Repeat the material exactly as it appears.

-=-=-=-=-

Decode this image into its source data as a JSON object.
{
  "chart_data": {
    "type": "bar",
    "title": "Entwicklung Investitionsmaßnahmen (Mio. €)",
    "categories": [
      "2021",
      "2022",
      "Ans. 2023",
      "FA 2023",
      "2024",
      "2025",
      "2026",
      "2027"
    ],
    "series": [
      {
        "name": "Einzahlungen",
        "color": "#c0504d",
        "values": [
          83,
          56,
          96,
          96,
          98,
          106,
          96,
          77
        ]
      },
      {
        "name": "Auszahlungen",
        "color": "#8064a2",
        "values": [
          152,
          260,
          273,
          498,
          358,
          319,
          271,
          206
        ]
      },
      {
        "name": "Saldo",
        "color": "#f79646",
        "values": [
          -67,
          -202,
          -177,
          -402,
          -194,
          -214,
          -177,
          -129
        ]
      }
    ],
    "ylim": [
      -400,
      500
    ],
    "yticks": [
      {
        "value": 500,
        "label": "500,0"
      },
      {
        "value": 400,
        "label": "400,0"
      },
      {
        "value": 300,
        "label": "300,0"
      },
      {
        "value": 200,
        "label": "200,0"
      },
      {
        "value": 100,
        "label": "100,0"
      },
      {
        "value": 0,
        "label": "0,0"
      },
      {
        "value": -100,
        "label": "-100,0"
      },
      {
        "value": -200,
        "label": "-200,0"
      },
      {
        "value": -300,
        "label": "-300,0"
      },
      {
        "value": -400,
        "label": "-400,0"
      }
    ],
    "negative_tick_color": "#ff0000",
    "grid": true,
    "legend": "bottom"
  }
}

-=-=-=-=-

§ **Result below**
Decode this image into its source data as a JSON object.
{
  "chart_data": {
    "type": "bar",
    "title": "Entwicklung Investitionsmaßnahmen (Mio. €)",
    "categories": [
      "2021",
      "2022",
      "Ans. 2023",
      "FA 2023",
      "2024",
      "2025",
      "2026",
      "2027"
    ],
    "series": [
      {
        "name": "Einzahlungen",
        "color": "#c0504d",
        "values": [
          83,
          56,
          96,
          96,
          98,
          106,
          96,
          77
        ]
      },
      {
        "name": "Auszahlungen",
        "color": "#8064a2",
        "values": [
          152,
          260,
          273,
          498,
          358,
          319,
          271,
          206
        ]
      },
      {
        "name": "Saldo",
        "color": "#f79646",
        "values": [
          -67,
          -202,
          -177,
          -402,
          -194,
          -214,
          -177,
          -129
        ]
      }
    ],
    "ylim": [
      -400,
      500
    ],
    "yticks": [
      {
        "value": 500,
        "label": "500,0"
      },
      {
        "value": 400,
        "label": "400,0"
      },
      {
        "value": 300,
        "label": "300,0"
      },
      {
        "value": 200,
        "label": "200,0"
      },
      {
        "value": 100,
        "label": "100,0"
      },
      {
        "value": 0,
        "label": "0,0"
      },
      {
        "value": -100,
        "label": "-100,0"
      },
      {
        "value": -200,
        "label": "-200,0"
      },
      {
        "value": -300,
        "label": "-300,0"
      },
      {
        "value": -400,
        "label": "-400,0"
      }
    ],
    "negative_tick_color": "#ff0000",
    "grid": true,
    "legend": "bottom"
  }
}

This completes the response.